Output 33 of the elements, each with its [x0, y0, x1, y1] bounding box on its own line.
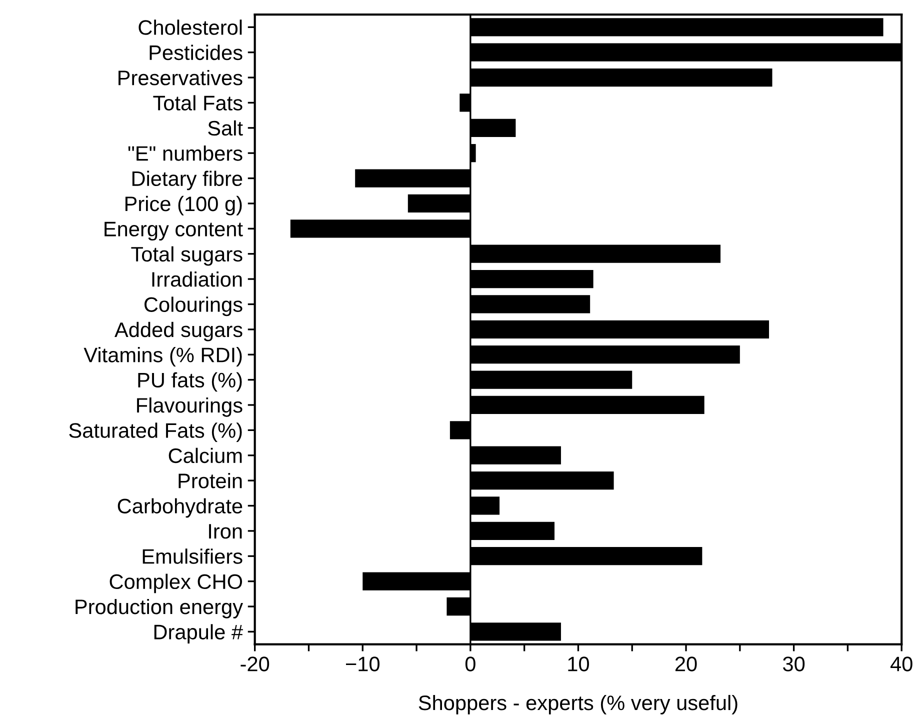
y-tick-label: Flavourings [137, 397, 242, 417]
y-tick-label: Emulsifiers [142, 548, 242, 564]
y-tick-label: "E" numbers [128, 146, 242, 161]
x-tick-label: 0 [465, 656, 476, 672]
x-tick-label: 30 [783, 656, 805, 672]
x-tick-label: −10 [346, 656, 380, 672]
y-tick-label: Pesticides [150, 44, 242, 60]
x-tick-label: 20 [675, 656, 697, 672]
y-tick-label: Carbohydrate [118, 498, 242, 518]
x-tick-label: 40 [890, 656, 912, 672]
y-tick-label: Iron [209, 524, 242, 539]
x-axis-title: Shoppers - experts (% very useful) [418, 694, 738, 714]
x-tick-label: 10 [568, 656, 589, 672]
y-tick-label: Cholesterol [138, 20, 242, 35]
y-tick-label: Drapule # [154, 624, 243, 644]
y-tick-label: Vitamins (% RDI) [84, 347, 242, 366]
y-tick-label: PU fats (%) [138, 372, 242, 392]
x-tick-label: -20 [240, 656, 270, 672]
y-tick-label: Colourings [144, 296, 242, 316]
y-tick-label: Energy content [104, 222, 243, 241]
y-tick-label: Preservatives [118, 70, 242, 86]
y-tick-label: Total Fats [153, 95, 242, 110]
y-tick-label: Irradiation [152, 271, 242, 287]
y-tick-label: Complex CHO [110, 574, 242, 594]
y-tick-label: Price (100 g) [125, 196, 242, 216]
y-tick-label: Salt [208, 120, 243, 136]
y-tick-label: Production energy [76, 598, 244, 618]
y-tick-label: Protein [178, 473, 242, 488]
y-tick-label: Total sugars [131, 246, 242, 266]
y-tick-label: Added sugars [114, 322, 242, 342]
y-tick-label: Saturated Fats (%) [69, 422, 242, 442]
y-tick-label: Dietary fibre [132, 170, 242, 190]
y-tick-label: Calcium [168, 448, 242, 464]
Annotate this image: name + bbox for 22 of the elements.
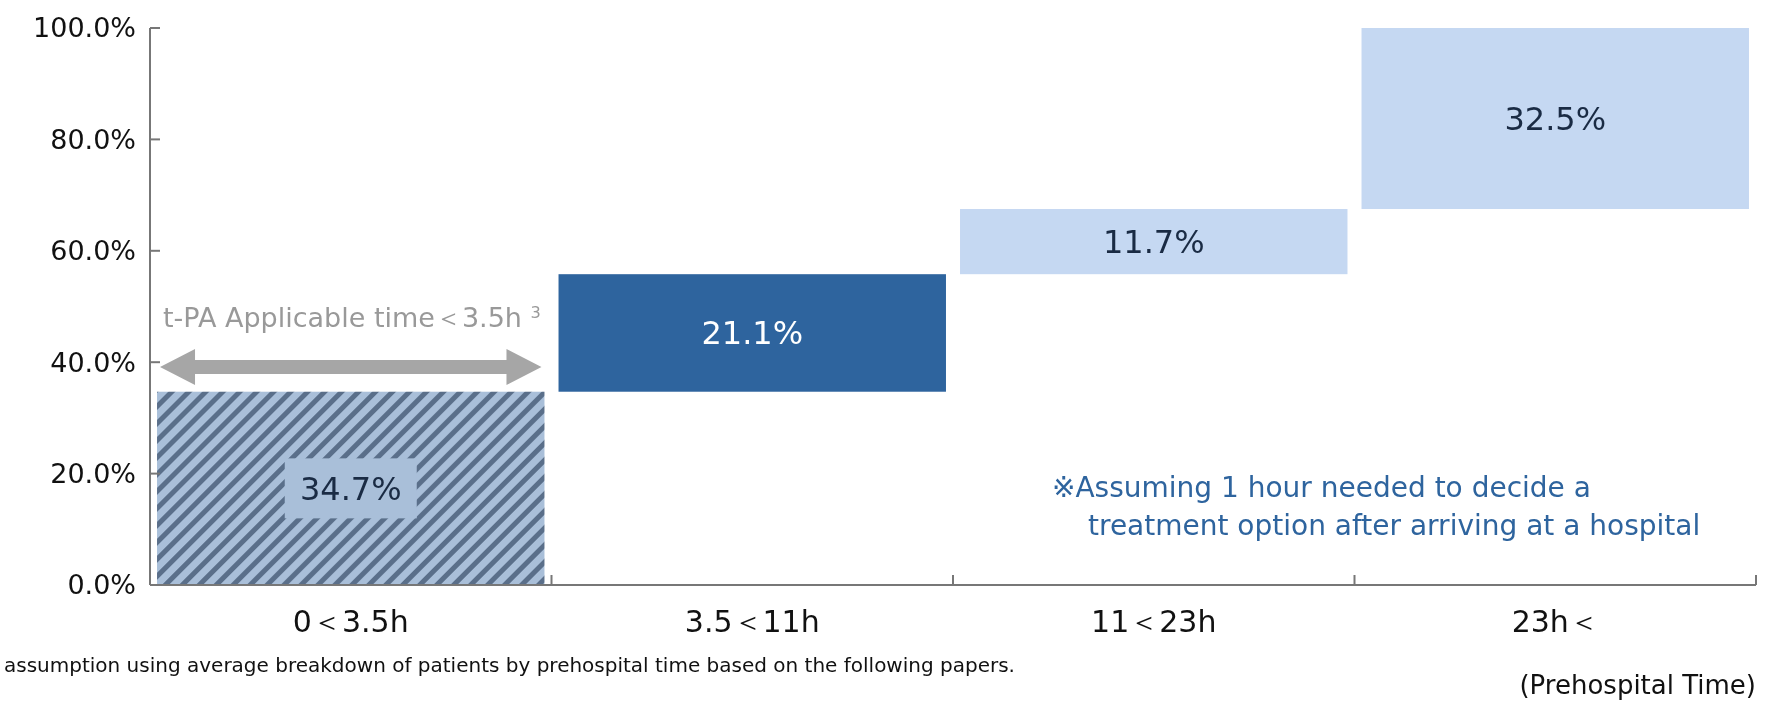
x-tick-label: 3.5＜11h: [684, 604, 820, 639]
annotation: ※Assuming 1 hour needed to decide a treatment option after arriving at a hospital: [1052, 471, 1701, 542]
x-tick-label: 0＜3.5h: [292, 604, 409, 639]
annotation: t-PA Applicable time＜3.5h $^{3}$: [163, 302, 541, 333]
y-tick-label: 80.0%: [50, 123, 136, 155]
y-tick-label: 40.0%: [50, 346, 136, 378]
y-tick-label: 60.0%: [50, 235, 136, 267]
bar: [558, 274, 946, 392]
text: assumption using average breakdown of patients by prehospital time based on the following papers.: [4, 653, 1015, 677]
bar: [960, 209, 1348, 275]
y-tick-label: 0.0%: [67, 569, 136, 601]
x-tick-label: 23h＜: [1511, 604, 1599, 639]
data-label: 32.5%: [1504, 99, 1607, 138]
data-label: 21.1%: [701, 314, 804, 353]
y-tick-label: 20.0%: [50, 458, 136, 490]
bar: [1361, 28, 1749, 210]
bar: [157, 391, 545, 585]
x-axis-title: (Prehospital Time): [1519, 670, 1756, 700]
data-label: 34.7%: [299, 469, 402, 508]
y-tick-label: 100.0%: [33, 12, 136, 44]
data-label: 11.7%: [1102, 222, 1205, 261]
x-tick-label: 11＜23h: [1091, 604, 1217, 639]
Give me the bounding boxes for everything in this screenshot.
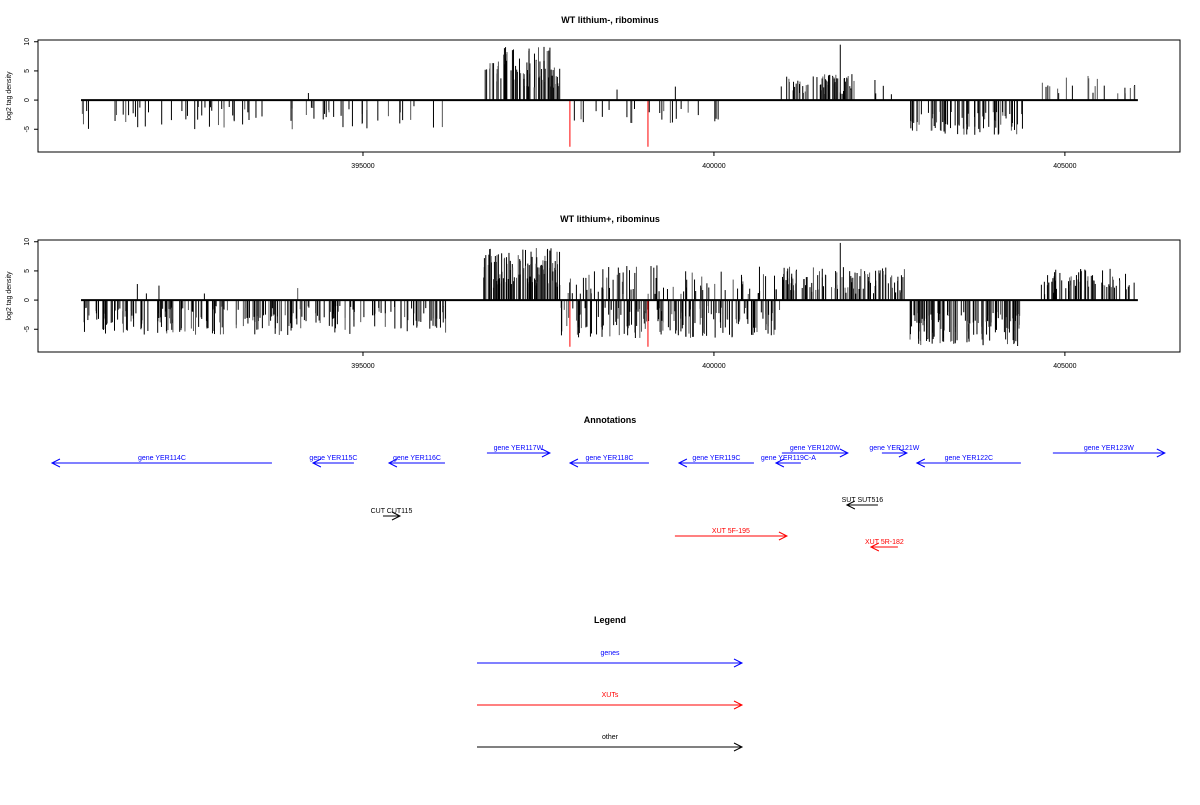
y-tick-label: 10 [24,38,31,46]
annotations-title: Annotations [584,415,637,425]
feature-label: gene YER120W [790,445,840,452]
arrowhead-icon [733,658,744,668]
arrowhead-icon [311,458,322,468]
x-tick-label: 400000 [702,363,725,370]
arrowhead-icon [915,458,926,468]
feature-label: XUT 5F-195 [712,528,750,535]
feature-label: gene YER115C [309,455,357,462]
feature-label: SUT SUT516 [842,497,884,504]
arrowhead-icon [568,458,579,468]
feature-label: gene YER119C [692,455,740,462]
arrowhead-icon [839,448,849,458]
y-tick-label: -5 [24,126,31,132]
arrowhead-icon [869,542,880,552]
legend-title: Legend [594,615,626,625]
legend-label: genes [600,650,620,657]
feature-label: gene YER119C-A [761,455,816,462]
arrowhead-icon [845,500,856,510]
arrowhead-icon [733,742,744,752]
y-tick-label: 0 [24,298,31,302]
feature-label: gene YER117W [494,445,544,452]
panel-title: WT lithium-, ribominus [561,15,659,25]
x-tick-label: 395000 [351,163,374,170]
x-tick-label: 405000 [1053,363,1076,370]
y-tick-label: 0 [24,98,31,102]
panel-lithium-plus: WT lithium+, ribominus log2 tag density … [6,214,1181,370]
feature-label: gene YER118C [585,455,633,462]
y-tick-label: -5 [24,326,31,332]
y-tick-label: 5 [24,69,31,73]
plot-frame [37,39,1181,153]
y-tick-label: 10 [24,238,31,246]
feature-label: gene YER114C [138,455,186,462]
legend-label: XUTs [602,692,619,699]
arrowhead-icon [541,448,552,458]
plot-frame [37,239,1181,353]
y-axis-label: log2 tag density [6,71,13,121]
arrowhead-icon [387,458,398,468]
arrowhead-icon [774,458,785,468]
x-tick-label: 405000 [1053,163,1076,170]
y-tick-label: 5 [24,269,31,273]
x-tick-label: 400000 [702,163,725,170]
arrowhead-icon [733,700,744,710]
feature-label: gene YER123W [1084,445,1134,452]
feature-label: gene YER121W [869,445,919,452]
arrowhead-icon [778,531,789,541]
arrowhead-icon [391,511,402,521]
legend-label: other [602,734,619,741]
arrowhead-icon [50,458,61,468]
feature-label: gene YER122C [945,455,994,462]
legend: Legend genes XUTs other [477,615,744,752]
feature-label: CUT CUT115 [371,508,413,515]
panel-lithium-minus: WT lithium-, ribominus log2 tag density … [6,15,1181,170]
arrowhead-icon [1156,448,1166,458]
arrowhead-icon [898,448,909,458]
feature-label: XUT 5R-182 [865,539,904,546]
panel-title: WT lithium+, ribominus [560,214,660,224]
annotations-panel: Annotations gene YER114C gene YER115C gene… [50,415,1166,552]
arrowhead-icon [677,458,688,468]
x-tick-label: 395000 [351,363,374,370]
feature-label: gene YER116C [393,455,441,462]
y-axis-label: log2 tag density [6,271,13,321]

● ● ● ● ●

» Task to carry out
Look through the material and copy each line that has "Annotations".

» Reply
annotations-title: Annotations [584,415,637,425]
annotations-panel: Annotations gene YER114C gene YER115C gene… [50,415,1166,552]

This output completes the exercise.